(Saved data entries)
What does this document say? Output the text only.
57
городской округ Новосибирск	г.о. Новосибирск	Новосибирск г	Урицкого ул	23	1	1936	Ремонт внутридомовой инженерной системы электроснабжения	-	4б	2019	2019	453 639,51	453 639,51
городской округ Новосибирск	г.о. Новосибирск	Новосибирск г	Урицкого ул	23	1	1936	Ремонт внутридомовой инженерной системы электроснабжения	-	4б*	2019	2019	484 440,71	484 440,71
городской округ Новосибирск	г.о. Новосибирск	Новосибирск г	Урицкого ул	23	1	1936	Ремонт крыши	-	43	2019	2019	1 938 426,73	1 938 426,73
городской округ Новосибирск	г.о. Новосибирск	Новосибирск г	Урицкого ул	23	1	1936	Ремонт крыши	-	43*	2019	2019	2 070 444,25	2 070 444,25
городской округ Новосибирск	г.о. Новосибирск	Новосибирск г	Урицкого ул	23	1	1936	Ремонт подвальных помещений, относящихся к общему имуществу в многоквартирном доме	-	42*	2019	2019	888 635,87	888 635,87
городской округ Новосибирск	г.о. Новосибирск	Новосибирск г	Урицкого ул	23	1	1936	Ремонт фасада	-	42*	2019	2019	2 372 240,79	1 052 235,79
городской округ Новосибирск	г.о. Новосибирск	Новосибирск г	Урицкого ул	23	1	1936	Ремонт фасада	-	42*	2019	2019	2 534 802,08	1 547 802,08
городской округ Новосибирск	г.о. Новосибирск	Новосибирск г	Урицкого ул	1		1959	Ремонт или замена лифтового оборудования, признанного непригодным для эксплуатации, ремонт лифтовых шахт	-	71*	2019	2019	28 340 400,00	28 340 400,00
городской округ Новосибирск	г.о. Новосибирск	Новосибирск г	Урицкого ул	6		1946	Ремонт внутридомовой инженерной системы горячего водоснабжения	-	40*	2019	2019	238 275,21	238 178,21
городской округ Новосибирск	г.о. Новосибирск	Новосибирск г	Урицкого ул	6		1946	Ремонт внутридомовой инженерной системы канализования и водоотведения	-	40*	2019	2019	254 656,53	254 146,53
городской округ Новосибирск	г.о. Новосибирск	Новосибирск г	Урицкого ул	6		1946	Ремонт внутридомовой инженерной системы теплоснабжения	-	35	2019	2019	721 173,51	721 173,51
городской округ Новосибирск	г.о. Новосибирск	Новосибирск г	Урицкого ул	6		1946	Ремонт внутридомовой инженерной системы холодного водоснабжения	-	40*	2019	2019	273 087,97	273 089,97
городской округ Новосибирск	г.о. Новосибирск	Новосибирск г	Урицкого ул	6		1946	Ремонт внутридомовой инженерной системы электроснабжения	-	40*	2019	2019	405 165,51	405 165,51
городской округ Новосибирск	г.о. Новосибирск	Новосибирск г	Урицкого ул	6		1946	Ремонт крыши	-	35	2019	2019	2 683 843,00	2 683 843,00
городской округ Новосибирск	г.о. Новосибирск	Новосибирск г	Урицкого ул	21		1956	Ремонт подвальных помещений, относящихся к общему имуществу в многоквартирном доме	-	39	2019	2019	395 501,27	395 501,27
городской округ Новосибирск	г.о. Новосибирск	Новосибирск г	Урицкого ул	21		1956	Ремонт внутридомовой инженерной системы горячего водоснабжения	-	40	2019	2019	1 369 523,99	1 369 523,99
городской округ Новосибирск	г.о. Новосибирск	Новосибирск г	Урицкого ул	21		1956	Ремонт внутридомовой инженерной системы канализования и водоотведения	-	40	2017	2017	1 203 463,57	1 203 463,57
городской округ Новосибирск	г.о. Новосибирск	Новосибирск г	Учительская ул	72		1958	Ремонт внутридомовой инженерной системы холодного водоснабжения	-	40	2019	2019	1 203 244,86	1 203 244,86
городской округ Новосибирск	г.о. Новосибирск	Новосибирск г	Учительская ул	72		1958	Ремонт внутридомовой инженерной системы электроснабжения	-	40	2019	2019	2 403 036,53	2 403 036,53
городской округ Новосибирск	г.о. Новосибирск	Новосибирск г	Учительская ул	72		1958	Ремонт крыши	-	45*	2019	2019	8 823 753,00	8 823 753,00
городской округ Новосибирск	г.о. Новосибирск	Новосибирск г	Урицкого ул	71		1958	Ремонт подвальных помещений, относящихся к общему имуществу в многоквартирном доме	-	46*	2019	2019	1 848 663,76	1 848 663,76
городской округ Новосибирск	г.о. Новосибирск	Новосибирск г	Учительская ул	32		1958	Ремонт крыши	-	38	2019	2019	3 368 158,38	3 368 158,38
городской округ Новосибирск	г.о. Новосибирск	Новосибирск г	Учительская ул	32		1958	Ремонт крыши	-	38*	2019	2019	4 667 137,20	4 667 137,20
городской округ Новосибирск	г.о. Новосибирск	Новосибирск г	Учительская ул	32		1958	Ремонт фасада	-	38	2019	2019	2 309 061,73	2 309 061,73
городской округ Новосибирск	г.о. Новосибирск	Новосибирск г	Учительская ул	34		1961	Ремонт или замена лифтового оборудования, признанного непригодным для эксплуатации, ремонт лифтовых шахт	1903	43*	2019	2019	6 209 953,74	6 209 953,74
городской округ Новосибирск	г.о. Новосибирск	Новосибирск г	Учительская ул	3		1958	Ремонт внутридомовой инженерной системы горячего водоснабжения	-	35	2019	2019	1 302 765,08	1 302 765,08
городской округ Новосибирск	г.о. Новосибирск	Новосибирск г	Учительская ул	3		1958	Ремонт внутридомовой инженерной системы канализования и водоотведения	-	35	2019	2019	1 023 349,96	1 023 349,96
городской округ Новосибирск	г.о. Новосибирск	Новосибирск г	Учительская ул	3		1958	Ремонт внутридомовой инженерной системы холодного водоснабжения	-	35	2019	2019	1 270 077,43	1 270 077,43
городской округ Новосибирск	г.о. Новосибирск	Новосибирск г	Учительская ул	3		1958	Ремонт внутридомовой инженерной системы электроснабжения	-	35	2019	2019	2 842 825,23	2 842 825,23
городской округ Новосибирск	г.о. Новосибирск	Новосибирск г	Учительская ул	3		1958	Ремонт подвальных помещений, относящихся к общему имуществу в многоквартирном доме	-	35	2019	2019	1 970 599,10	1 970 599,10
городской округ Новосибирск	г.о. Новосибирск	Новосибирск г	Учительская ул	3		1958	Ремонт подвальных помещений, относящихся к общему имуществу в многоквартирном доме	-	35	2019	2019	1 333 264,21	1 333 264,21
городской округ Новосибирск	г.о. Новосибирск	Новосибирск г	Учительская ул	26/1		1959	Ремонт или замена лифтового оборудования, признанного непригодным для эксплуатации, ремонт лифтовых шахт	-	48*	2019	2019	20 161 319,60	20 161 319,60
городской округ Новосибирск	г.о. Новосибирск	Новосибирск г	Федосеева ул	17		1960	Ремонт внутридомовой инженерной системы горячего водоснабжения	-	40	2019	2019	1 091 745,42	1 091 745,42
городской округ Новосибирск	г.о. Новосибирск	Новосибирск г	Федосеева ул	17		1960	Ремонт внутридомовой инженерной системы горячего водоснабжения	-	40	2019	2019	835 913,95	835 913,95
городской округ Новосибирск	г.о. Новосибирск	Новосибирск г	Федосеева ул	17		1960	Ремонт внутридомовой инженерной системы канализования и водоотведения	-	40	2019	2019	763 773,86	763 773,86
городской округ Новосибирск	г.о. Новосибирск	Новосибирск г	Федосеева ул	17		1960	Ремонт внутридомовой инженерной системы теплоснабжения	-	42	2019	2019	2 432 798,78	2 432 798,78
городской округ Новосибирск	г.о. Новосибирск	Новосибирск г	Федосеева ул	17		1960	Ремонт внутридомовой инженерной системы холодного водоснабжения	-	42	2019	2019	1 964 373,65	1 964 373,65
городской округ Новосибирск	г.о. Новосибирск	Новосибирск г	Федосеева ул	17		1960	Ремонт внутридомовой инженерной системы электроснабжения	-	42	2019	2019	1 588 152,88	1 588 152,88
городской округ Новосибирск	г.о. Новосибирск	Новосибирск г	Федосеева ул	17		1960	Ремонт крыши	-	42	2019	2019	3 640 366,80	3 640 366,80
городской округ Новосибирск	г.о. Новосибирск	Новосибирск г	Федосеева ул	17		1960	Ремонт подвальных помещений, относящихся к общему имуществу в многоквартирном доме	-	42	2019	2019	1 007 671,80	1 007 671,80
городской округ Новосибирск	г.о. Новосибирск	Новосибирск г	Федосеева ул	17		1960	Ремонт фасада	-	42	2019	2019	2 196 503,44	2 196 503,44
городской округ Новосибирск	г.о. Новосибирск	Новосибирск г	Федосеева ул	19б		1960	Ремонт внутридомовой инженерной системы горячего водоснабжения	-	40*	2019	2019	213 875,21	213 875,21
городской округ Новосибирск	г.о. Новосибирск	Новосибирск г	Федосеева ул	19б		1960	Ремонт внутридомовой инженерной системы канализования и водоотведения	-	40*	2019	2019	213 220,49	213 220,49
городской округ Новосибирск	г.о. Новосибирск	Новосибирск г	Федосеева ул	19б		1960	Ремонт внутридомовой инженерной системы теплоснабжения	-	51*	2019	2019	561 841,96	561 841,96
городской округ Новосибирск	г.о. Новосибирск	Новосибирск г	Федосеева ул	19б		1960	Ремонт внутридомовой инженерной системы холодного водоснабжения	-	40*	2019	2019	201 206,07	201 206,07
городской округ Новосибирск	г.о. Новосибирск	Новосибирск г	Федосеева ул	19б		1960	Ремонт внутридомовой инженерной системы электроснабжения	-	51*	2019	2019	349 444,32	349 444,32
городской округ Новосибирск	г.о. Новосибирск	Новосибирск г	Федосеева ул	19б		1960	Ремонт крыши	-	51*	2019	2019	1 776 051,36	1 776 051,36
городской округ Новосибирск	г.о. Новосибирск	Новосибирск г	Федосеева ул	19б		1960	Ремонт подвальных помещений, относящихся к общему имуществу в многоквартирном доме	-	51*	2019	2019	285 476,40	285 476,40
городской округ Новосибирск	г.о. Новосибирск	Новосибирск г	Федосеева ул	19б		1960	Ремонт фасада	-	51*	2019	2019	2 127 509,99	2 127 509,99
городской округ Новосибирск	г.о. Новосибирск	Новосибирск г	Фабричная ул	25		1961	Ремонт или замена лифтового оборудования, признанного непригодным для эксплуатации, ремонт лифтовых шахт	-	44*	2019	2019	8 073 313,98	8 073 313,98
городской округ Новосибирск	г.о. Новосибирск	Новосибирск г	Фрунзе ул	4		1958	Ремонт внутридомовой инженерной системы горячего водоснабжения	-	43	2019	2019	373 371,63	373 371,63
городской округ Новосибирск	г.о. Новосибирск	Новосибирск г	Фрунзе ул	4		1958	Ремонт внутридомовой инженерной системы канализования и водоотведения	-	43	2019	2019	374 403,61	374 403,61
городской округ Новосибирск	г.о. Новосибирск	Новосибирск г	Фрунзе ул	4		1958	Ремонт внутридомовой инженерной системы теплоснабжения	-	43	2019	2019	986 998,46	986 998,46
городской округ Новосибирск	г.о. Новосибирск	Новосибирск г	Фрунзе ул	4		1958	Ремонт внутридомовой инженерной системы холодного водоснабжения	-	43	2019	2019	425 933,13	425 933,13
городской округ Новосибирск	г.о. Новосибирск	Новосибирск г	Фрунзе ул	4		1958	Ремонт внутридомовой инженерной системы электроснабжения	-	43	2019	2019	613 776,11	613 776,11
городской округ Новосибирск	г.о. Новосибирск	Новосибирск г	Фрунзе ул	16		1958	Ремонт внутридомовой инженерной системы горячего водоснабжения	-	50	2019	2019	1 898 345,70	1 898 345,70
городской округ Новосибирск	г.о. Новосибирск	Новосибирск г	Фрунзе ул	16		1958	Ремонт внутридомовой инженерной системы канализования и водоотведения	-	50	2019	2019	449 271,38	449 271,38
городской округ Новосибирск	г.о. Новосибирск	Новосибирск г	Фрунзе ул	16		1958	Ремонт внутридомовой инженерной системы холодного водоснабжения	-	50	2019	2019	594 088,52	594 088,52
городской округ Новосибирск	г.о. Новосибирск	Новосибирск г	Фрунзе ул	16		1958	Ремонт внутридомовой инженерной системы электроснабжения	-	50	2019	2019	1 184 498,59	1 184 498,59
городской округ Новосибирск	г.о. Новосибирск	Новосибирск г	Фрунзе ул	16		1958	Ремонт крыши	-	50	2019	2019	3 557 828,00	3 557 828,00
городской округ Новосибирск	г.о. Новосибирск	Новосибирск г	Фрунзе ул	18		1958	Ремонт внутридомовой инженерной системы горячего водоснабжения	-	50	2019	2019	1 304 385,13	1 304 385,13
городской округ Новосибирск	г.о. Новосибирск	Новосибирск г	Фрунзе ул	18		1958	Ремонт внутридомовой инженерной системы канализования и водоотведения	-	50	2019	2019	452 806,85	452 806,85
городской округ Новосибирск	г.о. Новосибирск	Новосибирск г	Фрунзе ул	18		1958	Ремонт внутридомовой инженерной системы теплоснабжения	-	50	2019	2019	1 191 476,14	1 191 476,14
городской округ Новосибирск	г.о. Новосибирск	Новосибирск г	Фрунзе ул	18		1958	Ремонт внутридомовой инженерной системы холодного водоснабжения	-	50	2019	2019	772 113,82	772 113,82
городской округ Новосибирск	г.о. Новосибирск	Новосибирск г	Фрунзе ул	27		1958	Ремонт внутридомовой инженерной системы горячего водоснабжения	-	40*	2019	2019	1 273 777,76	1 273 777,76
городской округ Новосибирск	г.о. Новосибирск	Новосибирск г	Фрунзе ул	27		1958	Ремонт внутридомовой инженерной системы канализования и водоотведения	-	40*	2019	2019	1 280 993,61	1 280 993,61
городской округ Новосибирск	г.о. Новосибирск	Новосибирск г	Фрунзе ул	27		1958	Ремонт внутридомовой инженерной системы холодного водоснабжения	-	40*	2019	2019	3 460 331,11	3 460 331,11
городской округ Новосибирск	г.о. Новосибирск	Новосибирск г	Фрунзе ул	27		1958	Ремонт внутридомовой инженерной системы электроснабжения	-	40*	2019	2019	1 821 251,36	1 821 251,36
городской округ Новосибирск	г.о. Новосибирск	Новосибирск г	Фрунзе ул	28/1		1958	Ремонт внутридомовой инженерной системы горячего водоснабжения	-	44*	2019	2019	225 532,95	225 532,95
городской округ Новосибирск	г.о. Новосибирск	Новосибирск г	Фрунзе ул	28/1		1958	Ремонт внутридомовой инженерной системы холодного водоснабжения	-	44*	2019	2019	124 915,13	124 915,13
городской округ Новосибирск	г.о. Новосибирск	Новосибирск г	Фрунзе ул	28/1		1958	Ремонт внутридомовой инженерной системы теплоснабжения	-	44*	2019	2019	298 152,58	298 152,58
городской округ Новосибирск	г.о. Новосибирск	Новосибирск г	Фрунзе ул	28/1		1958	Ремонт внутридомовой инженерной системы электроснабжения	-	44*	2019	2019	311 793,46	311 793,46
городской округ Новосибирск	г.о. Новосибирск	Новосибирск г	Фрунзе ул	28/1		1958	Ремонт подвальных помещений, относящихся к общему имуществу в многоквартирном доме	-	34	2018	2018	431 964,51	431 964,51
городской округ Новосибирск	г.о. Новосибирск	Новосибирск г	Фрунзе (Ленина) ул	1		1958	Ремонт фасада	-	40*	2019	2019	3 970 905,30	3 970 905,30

### OBJECTIVE:
From the listing, copy every line where the string "шахт" appears.

### REPLY:
городской округ Новосибирск	г.о. Новосибирск	Новосибирск г	Урицкого ул	1		1959	Ремонт или замена лифтового оборудования, признанного непригодным для эксплуатации, ремонт лифтовых шахт	-	71*	2019	2019	28 340 400,00	28 340 400,00
городской округ Новосибирск	г.о. Новосибирск	Новосибирск г	Учительская ул	34		1961	Ремонт или замена лифтового оборудования, признанного непригодным для эксплуатации, ремонт лифтовых шахт	1903	43*	2019	2019	6 209 953,74	6 209 953,74
городской округ Новосибирск	г.о. Новосибирск	Новосибирск г	Учительская ул	26/1		1959	Ремонт или замена лифтового оборудования, признанного непригодным для эксплуатации, ремонт лифтовых шахт	-	48*	2019	2019	20 161 319,60	20 161 319,60
городской округ Новосибирск	г.о. Новосибирск	Новосибирск г	Фабричная ул	25		1961	Ремонт или замена лифтового оборудования, признанного непригодным для эксплуатации, ремонт лифтовых шахт	-	44*	2019	2019	8 073 313,98	8 073 313,98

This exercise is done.